(Extracted data entries)
◇ ◇ ◇ ◇ ◇

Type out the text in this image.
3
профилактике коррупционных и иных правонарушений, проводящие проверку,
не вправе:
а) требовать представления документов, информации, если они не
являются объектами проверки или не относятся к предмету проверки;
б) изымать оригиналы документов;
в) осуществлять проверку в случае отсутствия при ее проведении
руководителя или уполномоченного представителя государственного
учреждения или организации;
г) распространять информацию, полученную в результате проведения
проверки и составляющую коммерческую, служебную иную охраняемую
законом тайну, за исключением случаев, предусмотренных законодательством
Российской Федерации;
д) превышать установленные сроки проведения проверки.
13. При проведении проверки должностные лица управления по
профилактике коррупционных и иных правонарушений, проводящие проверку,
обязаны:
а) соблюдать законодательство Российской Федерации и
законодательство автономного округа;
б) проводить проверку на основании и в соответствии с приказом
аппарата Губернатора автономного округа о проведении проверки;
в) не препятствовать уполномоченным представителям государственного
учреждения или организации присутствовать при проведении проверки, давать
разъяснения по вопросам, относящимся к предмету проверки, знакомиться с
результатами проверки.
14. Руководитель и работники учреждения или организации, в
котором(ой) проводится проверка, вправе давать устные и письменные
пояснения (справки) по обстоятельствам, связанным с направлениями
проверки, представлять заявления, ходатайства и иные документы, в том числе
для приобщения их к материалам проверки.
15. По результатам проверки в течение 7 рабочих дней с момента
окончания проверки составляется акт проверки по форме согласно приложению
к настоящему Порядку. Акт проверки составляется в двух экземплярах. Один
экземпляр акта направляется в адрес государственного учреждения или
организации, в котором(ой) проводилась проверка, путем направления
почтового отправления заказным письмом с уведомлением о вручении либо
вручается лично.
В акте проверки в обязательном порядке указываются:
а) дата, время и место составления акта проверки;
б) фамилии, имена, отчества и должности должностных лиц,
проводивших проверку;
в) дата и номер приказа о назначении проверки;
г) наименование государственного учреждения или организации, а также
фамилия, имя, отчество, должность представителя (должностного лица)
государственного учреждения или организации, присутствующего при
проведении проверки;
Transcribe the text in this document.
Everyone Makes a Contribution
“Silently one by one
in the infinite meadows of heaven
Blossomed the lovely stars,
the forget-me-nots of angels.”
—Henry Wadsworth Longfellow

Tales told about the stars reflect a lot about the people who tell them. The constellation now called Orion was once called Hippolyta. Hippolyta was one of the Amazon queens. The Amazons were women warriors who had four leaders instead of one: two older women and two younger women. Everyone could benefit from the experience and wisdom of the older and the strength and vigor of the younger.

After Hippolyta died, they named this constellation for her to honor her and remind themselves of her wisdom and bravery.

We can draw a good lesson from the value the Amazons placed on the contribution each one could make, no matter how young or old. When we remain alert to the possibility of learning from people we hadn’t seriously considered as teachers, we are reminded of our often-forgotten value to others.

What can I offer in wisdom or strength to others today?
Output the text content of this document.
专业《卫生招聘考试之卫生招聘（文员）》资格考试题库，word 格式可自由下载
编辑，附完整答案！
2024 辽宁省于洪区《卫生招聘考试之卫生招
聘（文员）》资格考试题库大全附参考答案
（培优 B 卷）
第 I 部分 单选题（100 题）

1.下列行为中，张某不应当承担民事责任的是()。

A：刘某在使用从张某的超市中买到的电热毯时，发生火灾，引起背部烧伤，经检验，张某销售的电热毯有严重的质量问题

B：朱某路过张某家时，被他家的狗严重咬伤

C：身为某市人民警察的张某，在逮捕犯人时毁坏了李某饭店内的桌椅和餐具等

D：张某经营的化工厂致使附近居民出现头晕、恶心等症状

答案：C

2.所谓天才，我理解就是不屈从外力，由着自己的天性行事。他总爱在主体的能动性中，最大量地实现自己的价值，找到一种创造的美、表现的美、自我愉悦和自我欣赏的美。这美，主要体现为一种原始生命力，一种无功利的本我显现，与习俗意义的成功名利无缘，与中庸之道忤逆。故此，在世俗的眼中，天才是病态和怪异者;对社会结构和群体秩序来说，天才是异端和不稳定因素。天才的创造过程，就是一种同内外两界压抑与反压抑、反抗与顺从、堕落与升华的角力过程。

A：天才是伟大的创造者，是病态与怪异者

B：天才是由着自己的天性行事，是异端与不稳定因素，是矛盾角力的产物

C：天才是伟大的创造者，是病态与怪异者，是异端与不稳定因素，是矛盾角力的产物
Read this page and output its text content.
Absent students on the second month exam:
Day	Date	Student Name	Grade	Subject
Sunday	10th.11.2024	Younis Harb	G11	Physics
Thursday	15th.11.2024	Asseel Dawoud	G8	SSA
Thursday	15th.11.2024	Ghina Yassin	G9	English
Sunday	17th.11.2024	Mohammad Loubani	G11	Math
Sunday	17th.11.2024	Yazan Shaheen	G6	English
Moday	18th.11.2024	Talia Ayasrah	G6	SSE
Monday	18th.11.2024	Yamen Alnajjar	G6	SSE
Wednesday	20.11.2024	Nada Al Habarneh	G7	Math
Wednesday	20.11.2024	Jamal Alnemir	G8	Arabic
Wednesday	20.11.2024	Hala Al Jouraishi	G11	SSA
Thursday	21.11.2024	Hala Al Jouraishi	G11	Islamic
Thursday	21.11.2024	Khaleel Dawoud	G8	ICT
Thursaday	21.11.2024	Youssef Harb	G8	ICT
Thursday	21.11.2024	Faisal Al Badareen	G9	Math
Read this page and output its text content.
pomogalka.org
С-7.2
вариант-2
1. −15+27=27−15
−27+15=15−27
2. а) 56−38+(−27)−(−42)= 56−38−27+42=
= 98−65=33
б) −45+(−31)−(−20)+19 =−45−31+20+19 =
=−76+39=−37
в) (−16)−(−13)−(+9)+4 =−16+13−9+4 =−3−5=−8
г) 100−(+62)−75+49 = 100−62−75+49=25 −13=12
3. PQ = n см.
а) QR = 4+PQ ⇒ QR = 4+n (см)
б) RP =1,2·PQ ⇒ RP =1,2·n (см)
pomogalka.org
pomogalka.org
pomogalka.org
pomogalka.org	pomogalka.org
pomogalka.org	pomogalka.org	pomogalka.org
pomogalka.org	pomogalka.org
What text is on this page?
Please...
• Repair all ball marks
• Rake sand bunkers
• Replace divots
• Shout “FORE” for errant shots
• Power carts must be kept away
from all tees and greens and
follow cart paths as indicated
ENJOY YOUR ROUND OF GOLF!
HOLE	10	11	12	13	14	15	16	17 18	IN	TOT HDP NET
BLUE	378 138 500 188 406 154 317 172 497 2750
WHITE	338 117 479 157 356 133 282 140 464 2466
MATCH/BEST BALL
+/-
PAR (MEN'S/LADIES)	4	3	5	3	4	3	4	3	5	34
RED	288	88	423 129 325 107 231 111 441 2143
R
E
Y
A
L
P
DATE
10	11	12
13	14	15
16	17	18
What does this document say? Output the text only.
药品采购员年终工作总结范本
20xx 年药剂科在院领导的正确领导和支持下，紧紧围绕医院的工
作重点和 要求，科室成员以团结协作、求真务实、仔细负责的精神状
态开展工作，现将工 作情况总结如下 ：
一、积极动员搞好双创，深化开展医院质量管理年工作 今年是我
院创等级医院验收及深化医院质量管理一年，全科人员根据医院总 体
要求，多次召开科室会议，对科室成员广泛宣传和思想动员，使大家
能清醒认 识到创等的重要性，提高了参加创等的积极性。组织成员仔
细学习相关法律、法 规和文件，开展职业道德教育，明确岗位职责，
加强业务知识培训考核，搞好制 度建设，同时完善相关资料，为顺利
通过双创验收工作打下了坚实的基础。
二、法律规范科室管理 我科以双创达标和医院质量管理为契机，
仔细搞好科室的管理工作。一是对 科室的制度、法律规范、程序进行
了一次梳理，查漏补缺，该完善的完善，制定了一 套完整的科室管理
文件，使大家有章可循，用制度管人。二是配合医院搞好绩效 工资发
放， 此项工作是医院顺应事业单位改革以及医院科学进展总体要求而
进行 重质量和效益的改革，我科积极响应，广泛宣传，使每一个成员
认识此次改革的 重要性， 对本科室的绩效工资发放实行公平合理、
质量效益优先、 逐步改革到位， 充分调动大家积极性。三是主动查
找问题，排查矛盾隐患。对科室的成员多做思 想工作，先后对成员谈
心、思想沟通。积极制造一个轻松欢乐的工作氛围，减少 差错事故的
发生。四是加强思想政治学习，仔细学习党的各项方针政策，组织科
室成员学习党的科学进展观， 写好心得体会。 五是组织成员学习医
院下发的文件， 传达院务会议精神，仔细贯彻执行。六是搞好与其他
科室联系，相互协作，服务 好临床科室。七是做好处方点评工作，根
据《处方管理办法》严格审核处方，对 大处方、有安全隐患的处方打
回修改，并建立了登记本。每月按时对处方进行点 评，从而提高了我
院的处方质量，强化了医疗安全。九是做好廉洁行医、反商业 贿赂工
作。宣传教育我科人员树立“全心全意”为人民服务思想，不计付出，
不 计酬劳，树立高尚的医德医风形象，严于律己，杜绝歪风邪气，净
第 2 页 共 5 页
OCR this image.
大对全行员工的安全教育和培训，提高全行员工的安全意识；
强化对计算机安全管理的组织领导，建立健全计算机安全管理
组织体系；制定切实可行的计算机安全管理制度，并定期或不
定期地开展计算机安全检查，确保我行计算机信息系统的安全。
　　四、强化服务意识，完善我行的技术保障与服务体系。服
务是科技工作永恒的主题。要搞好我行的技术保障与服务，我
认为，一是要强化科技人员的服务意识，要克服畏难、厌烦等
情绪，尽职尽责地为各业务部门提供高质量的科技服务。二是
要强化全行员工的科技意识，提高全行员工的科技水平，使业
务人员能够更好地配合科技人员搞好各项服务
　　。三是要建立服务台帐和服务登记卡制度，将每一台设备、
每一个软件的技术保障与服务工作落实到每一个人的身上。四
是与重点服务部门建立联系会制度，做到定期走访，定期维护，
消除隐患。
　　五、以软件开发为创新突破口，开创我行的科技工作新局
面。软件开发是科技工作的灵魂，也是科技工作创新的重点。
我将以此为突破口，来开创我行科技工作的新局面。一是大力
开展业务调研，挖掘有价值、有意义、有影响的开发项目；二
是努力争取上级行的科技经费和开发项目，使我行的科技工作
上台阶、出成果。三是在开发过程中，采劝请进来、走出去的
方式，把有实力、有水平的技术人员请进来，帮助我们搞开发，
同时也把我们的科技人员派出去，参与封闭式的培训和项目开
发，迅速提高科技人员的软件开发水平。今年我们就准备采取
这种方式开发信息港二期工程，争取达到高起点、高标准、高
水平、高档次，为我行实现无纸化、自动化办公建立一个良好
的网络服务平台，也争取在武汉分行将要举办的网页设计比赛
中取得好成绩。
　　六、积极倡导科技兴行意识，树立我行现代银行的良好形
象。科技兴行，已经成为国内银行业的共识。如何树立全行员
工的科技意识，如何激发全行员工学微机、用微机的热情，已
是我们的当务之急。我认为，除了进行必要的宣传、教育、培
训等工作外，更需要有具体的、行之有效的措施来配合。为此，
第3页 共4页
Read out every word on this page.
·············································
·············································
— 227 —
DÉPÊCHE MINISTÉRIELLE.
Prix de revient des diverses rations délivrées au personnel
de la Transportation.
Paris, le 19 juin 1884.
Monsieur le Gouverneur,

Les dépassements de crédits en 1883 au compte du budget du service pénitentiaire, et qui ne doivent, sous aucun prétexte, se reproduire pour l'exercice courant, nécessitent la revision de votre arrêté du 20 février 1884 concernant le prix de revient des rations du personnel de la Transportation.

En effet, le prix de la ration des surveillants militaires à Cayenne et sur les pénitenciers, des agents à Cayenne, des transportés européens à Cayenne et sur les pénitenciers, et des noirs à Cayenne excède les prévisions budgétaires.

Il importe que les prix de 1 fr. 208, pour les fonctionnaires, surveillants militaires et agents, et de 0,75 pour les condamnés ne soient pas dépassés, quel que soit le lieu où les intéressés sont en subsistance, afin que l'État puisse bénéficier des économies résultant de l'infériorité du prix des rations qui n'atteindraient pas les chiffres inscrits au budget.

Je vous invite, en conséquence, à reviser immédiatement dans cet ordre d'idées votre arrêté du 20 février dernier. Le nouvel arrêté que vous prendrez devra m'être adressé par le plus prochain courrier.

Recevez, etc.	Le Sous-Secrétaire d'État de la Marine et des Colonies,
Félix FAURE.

◇ ◇ ◇ ◇ ◇

_Requirement:_
Show every line above in which the word "Российской" occurs.

_Correct output:_
Российской Федерации;
а) соблюдать законодательство Российской Федерации и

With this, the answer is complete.